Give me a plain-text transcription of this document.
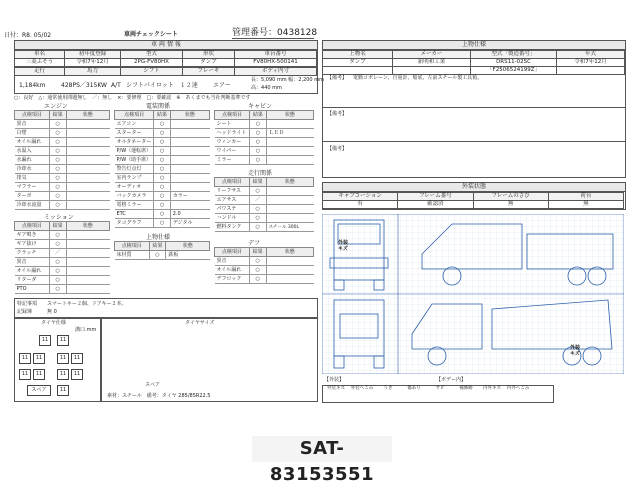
日付：R8. 05/02	車両チェックシート	管理番号：0438128
車 両 情 報
車名	初年度登録	型式	形状	車台番号
三菱ふそう	令和7年12月	2PG-FV80HX	ダンプ	FV80HX-500141
走行	馬力	シフト	ブレーキ	ボディ内寸
1,184km	428PS／315KW A/T シフトパイロット　１２速	エアー
長：5,090 mm 幅：2,200 mm
高：440 mm
○：良好　 △：通常使用問題無し　 ／：無し　 ×：要修理　 □：要確認　 ※　あくまでも当社判断基準です
エンジン
点検項目	結果	状態
異音	○	
白煙	○	
オイル漏れ	○	
水温入	○	
水漏れ	○	
冷却水	○	
排気	○	
マフラー	○	
ターボ	○	
冷却水流量	○	
ミッション
点検項目	結果	状態
ギア鳴き	○	
ギア抜け	○	
クラッチ	／	
異音	○	
オイル漏れ	○	
リターダ	○	
PTO	○	
電装関係
点検項目	結果	状態
エアコン	○	
スターター	○	
オルタネーター	○	
P/W（運転席）	○	
P/W（助手席）	○	
警告灯点灯	○	
室内ランプ	○	
オーディオ	○	
バックカメラ	○	カラー
電格ミラー	○	
ETC	○	2.0
タコグラフ	○	デジタル
上物仕様
点検項目	結果	状態
床材質	○	鉄板
キャビン
点検項目	結果	状態
シート	○	
ヘッドライト	○	ＬＥＤ
ウィンカー	○	
ワイパー	○	
ミラー	○	
走行関係
点検項目	結果	状態
リーフサス	○	
エアサス	／	
パワステ	○	
ハンドル	○	
燃料タンク	○	スチール 300L
デフ
点検項目	結果	状態
異音	○	
オイル漏れ	○	
デフロック	○	
特記事項 スマートキー２個、ドアキー２本。
記録簿	無 0
タイヤ仕様
溝口.mm
11	11
11	11	11	11
11	11	11	11
スペア	11
タイヤサイズ
スペア
素材：スチール　備考：タイヤ 285/85R22.5
上物仕様
上物名	メーカー	型式「製造番号」	年式
ダンプ	新明和工業	DRS11-02SC	令和7年12月
		「F2506524199Z」	
【備考】 電動コボレーン、自重計、船底、左前スチール製工具箱。
【備考】
【備考】
外装状態
キャブコーション	フレーム番号	フレームのさび	荷台
有	確認済	無	無
外装キズ
外装キズ
【外装】	【ボデー内】
外装キズ 外装へこみ うき	傷あり	サビ	補修跡 内外キズ 内外へこみ
SAT-83153551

YOUR GOAL ▸ Leave out the pictures and output every record above precisely as given.

OUTPUT BELOW ▸
Give me a plain-text transcription of this document.
日付：R8. 05/02	車両チェックシート	管理番号：0438128
車 両 情 報
車名	初年度登録	型式	形状	車台番号
三菱ふそう	令和7年12月	2PG-FV80HX	ダンプ	FV80HX-500141
走行	馬力	シフト	ブレーキ	ボディ内寸
1,184km	428PS／315KW A/T シフトパイロット　１２速	エアー
長：5,090 mm 幅：2,200 mm
高：440 mm
○：良好　 △：通常使用問題無し　 ／：無し　 ×：要修理　 □：要確認　 ※　あくまでも当社判断基準です
エンジン
点検項目	結果	状態
異音	○	
白煙	○	
オイル漏れ	○	
水温入	○	
水漏れ	○	
冷却水	○	
排気	○	
マフラー	○	
ターボ	○	
冷却水流量	○	
ミッション
点検項目	結果	状態
ギア鳴き	○	
ギア抜け	○	
クラッチ	／	
異音	○	
オイル漏れ	○	
リターダ	○	
PTO	○	
電装関係
点検項目	結果	状態
エアコン	○	
スターター	○	
オルタネーター	○	
P/W（運転席）	○	
P/W（助手席）	○	
警告灯点灯	○	
室内ランプ	○	
オーディオ	○	
バックカメラ	○	カラー
電格ミラー	○	
ETC	○	2.0
タコグラフ	○	デジタル
上物仕様
点検項目	結果	状態
床材質	○	鉄板
キャビン
点検項目	結果	状態
シート	○	
ヘッドライト	○	ＬＥＤ
ウィンカー	○	
ワイパー	○	
ミラー	○	
走行関係
点検項目	結果	状態
リーフサス	○	
エアサス	／	
パワステ	○	
ハンドル	○	
燃料タンク	○	スチール 300L
デフ
点検項目	結果	状態
異音	○	
オイル漏れ	○	
デフロック	○	
特記事項 スマートキー２個、ドアキー２本。
記録簿	無 0
タイヤ仕様
溝口.mm
11	11
11	11	11	11
11	11	11	11
スペア	11
タイヤサイズ
スペア
素材：スチール　備考：タイヤ 285/85R22.5
上物仕様
上物名	メーカー	型式「製造番号」	年式
ダンプ	新明和工業	DRS11-02SC	令和7年12月
		「F2506524199Z」	
【備考】 電動コボレーン、自重計、船底、左前スチール製工具箱。
【備考】
【備考】
外装状態
キャブコーション	フレーム番号	フレームのさび	荷台
有	確認済	無	無
外装キズ
外装キズ
【外装】	【ボデー内】
外装キズ 外装へこみ うき	傷あり	サビ	補修跡 内外キズ 内外へこみ
SAT-83153551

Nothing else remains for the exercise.